Your task is to copy each line that has the word "مذمتها".
-- MATERIAL SUPPLIED start --
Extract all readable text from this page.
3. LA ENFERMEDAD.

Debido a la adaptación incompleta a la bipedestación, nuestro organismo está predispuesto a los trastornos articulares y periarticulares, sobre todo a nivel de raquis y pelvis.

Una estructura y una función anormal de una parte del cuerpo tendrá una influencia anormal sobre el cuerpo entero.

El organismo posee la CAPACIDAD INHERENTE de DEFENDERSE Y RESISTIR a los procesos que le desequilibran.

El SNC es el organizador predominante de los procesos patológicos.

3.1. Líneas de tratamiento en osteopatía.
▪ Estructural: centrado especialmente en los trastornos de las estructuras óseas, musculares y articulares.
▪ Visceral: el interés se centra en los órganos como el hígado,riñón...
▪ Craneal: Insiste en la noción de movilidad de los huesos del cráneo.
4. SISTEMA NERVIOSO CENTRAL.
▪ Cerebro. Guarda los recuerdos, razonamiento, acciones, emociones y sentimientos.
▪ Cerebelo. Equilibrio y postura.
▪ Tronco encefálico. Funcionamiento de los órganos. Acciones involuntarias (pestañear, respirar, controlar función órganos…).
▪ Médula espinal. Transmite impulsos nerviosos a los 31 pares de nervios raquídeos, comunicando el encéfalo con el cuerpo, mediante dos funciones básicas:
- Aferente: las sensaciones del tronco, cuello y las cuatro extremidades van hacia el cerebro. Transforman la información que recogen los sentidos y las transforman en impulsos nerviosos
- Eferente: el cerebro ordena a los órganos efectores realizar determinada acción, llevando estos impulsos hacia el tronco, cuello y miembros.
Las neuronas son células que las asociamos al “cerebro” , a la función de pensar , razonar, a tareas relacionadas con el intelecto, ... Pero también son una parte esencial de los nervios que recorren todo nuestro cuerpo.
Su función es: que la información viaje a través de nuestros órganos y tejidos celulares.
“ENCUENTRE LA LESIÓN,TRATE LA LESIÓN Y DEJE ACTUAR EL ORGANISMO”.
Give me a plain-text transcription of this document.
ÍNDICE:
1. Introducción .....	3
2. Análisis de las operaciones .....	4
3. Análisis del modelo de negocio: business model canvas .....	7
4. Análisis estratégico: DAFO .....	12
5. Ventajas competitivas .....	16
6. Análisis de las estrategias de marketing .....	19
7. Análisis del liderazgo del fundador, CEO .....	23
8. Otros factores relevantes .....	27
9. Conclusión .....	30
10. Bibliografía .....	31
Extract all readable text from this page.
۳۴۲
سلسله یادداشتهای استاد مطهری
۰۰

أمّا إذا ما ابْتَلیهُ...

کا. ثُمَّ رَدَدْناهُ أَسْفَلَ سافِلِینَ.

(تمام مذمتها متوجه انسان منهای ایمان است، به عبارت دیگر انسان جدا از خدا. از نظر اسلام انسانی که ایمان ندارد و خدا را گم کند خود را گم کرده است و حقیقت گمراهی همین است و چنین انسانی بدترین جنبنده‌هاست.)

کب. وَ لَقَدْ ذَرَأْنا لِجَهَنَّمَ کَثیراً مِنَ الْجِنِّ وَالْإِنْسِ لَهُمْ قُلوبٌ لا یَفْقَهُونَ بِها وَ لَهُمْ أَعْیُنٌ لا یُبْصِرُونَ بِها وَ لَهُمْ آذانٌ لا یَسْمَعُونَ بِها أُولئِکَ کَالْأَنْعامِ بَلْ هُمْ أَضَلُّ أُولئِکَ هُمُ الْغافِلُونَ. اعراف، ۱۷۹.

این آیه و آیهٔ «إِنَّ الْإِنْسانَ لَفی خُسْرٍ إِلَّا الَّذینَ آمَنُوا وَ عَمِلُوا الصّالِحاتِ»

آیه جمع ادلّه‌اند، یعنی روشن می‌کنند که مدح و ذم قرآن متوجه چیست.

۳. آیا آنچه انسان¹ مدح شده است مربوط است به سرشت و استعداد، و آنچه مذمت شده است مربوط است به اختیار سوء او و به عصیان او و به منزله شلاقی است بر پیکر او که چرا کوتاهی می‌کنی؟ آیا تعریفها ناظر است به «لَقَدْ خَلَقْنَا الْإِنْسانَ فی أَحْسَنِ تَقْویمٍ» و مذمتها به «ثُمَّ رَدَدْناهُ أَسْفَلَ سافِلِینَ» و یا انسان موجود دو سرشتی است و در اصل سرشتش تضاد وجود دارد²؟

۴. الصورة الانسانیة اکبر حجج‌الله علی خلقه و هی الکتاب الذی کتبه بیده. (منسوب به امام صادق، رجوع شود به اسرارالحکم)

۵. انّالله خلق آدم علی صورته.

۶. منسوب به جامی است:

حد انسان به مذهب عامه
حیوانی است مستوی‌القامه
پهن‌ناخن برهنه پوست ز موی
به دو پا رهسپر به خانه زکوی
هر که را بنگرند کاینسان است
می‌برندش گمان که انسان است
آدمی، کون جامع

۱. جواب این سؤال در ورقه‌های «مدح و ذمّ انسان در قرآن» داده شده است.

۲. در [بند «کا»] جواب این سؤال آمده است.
-- MATERIAL SUPPLIED end --
*WORKED ANSWER*:
(تمام مذمتها متوجه انسان منهای ایمان است، به عبارت دیگر انسان جدا از خدا. از نظر اسلام انسانی که ایمان ندارد و خدا را گم کند خود را گم کرده است و حقیقت گمراهی همین است و چنین انسانی بدترین جنبنده‌هاست.)
۳. آیا آنچه انسان¹ مدح شده است مربوط است به سرشت و استعداد، و آنچه مذمت شده است مربوط است به اختیار سوء او و به عصیان او و به منزله شلاقی است بر پیکر او که چرا کوتاهی می‌کنی؟ آیا تعریفها ناظر است به «لَقَدْ خَلَقْنَا الْإِنْسانَ فی أَحْسَنِ تَقْویمٍ» و مذمتها به «ثُمَّ رَدَدْناهُ أَسْفَلَ سافِلِینَ» و یا انسان موجود دو سرشتی است و در اصل سرشتش تضاد وجود دارد²؟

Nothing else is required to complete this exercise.